Figure content listings
● ● ● ●
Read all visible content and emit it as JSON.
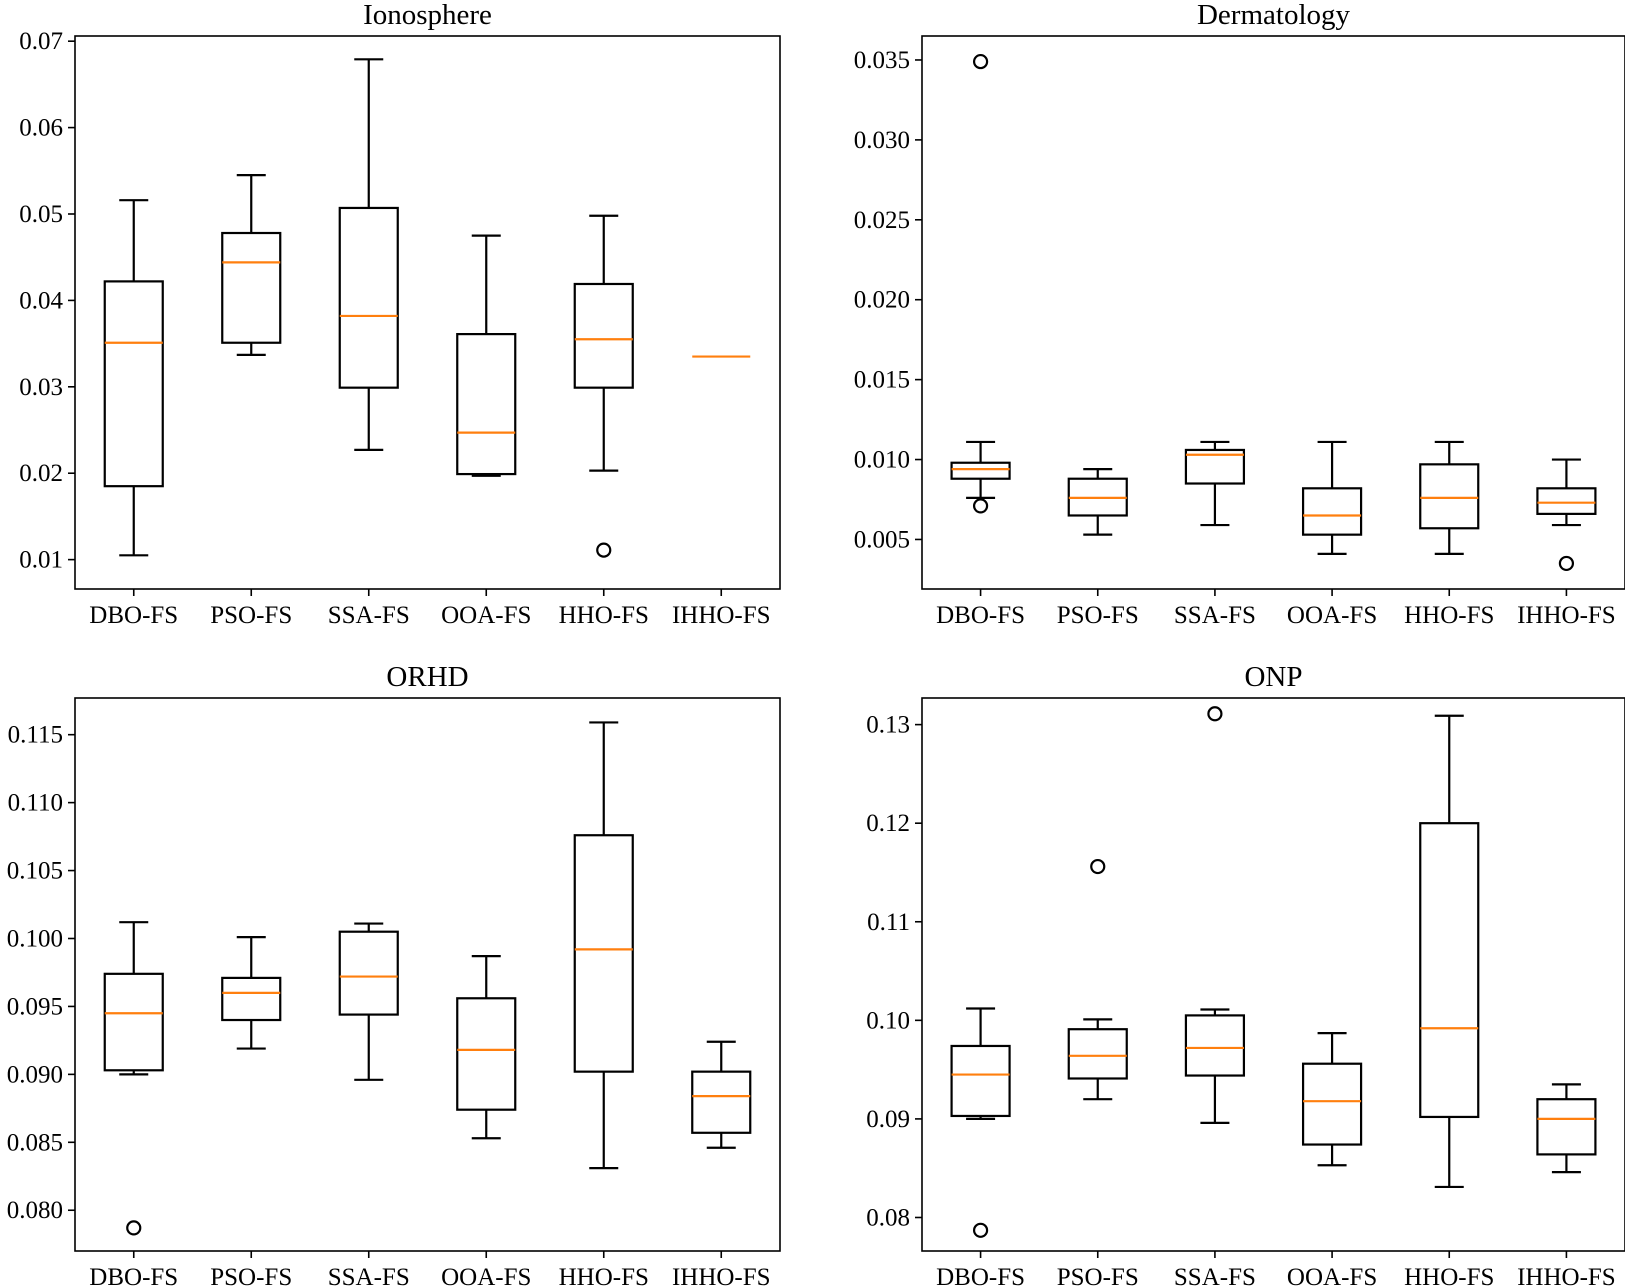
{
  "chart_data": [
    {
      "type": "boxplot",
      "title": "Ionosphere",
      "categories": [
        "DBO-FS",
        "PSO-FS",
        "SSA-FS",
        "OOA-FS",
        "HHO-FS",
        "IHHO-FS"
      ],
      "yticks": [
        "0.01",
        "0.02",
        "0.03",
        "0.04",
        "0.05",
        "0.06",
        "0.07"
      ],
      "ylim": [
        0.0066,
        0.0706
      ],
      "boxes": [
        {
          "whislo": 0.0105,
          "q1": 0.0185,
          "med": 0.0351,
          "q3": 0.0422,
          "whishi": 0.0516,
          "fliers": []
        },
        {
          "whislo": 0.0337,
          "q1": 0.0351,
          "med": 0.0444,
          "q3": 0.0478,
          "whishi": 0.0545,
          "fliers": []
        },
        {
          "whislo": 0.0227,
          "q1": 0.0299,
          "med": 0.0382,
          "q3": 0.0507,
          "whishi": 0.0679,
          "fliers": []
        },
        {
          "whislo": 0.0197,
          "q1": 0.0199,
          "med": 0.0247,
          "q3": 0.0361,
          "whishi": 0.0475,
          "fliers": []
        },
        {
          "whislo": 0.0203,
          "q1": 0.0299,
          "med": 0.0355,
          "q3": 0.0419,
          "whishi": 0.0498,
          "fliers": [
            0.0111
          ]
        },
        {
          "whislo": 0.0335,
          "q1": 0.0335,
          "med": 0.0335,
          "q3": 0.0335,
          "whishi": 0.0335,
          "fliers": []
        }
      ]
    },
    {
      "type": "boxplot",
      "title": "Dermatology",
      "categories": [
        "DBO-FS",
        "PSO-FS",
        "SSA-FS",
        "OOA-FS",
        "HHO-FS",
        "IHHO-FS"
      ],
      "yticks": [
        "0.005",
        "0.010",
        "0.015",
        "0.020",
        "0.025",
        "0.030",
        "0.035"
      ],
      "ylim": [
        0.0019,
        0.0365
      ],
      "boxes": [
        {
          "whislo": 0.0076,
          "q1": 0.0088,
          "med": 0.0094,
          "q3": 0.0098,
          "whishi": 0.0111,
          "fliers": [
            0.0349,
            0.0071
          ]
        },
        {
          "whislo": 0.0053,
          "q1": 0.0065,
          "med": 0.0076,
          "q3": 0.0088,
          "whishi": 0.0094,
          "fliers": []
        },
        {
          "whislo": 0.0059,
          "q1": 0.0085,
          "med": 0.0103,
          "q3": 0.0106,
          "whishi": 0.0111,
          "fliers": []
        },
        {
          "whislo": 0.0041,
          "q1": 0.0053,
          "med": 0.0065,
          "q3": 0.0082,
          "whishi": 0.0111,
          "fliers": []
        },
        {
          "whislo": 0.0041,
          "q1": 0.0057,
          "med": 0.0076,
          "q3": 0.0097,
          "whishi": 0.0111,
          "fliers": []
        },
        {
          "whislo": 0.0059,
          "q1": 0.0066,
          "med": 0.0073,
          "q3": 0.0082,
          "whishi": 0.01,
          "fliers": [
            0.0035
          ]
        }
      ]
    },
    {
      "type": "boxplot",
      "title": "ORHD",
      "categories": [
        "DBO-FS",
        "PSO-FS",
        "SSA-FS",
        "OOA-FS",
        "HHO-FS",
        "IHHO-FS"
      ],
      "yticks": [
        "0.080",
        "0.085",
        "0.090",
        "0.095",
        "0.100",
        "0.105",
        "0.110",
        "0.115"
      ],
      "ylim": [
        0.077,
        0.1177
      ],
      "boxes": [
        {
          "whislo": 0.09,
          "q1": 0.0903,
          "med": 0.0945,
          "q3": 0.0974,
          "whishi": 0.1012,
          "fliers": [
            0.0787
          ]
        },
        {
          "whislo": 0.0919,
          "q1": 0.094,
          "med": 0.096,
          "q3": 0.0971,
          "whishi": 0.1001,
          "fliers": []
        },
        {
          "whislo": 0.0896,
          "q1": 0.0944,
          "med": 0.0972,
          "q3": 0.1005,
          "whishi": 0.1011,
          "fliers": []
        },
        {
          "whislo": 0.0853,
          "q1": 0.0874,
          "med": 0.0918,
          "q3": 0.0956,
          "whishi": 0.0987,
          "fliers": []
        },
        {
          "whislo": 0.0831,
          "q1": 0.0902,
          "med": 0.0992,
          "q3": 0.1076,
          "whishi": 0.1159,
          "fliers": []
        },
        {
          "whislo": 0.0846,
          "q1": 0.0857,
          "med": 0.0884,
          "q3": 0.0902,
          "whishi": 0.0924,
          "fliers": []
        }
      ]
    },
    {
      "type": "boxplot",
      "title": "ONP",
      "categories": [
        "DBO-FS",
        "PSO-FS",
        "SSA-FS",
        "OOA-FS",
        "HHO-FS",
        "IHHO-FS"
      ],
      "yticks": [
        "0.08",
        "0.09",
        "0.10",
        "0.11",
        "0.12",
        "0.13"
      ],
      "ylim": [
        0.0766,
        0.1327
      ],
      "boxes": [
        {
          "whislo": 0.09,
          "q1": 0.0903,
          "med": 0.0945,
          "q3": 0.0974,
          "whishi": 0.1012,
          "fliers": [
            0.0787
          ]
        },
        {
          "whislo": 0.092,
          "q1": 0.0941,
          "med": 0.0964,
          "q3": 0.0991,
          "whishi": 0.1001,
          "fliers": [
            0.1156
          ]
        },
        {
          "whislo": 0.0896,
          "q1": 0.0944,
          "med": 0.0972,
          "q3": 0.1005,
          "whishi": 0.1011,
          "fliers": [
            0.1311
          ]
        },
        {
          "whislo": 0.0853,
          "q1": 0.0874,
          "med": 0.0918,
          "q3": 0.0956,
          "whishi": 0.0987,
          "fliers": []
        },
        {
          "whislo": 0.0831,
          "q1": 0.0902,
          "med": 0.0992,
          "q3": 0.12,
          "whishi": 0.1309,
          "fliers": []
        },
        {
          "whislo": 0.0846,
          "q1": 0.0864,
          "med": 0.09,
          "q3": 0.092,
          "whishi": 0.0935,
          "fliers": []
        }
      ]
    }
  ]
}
● ● ● ●
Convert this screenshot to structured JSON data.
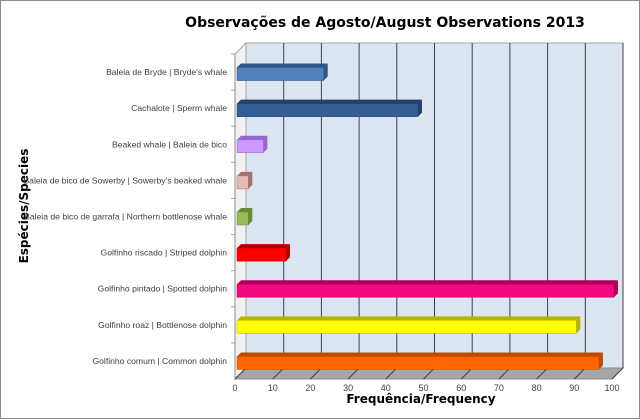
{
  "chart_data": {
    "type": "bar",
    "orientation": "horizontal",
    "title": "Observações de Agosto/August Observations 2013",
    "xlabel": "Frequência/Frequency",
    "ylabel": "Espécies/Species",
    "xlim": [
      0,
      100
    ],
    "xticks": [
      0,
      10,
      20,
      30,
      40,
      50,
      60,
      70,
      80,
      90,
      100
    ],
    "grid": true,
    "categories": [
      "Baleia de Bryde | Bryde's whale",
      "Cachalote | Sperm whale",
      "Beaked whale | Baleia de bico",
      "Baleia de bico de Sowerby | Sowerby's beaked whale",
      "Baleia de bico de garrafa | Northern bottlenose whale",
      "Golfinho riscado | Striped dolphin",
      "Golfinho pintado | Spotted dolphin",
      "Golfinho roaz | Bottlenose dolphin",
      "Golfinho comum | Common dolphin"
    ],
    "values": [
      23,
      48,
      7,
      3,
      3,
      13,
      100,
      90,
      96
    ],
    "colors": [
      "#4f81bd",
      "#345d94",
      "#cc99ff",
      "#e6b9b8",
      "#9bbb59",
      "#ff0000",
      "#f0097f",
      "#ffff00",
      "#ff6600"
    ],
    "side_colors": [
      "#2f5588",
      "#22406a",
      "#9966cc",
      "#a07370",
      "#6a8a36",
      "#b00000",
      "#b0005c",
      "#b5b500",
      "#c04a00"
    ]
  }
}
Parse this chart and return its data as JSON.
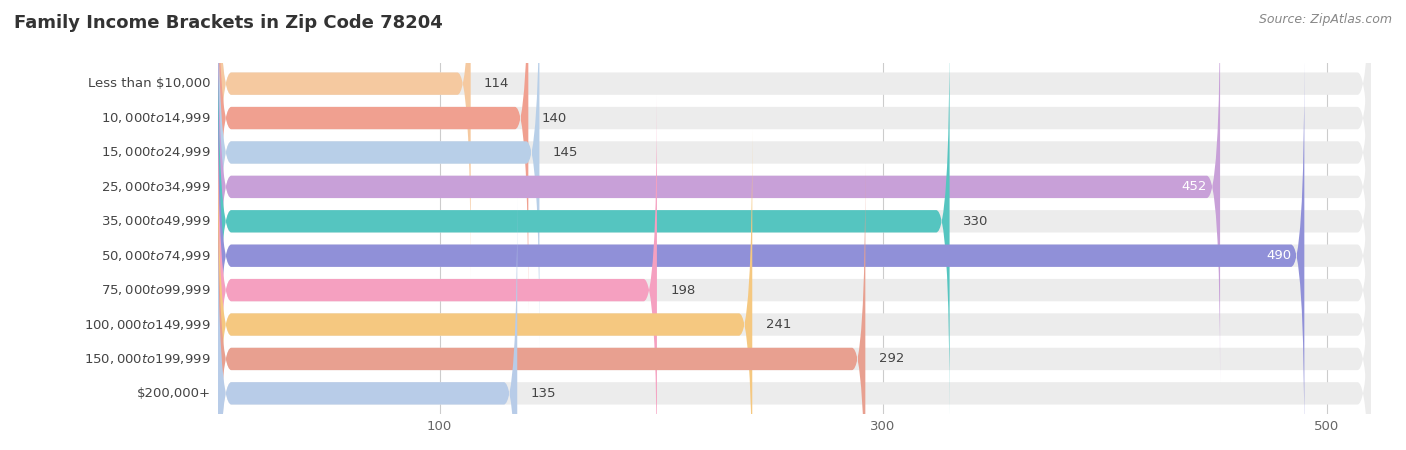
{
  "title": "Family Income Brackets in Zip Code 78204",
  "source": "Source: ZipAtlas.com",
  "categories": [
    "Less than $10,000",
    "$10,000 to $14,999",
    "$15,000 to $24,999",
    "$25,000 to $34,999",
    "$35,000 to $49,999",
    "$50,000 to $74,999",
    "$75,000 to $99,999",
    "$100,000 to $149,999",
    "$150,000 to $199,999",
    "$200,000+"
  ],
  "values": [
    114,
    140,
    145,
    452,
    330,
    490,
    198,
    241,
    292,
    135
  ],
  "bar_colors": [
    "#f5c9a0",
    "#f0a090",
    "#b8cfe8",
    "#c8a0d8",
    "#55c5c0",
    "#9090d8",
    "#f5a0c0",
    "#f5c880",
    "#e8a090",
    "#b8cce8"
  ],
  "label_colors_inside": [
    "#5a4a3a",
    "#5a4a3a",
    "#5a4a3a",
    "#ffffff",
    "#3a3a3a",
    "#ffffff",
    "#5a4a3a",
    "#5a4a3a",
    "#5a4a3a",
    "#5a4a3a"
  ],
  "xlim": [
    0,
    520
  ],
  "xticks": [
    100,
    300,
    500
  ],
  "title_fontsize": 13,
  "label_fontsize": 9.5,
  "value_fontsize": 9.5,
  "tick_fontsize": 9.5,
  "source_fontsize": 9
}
● ● ● ●
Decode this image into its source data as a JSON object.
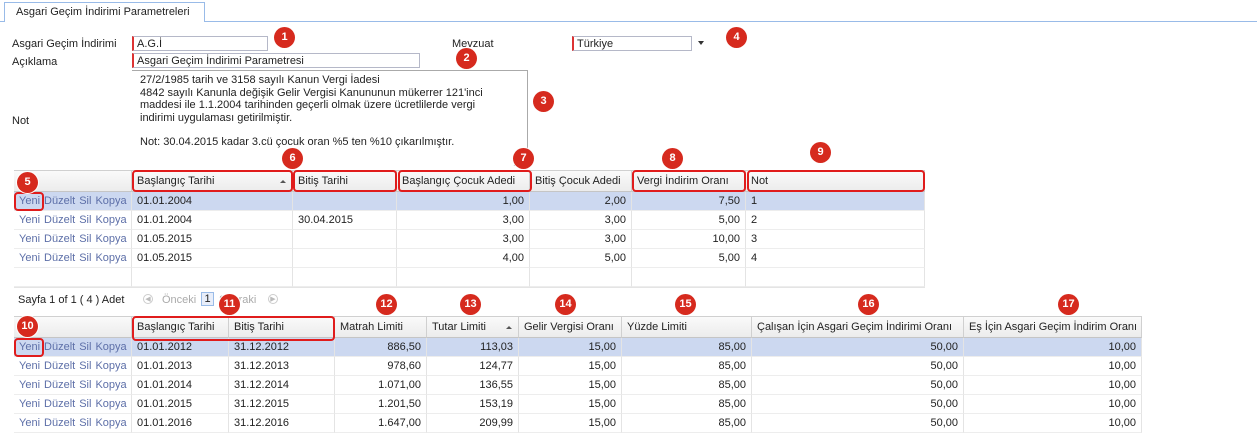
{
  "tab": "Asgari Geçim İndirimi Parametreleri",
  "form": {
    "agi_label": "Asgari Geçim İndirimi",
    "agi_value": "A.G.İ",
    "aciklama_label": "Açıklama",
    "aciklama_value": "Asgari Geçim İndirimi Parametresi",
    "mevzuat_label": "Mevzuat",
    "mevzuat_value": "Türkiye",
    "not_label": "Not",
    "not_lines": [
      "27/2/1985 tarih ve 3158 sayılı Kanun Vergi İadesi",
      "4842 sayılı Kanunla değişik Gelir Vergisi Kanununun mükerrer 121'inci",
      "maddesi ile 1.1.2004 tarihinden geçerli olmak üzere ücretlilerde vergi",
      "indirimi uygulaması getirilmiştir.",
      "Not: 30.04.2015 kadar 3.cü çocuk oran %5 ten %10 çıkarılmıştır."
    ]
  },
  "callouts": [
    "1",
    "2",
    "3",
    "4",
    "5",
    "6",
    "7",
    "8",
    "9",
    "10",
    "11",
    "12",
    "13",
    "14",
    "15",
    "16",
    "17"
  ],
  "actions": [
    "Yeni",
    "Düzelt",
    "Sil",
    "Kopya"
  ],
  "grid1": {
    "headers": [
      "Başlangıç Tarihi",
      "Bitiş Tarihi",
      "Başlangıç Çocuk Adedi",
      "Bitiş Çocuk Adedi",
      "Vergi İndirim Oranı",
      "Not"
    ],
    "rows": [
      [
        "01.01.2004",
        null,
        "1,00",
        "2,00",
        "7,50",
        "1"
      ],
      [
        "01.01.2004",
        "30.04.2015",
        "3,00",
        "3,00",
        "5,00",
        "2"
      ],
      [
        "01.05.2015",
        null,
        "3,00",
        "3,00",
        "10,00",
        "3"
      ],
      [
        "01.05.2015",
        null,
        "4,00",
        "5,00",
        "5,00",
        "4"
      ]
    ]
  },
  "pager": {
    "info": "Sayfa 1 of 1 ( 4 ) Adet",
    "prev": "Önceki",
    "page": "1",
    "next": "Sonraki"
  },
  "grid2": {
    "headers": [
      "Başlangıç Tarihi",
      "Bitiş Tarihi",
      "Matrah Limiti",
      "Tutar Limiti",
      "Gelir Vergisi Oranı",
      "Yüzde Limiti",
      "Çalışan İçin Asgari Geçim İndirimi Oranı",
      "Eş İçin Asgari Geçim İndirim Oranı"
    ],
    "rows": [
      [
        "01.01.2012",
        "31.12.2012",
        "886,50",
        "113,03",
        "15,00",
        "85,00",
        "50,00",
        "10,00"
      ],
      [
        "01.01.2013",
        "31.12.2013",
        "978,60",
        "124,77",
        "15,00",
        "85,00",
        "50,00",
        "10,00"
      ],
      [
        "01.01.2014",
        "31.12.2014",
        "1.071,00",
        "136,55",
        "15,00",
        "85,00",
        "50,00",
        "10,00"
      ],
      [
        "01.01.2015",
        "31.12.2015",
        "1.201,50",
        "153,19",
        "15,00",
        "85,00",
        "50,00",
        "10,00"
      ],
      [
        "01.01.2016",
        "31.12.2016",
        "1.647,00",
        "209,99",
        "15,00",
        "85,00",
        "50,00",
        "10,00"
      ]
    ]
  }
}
● ● ● ●
SHORT PROBLEM: Return all lines containing the word "İçin".

RESPONSE TO THE TASK:
      "Çalışan İçin Asgari Geçim İndirimi Oranı",
      "Eş İçin Asgari Geçim İndirim Oranı"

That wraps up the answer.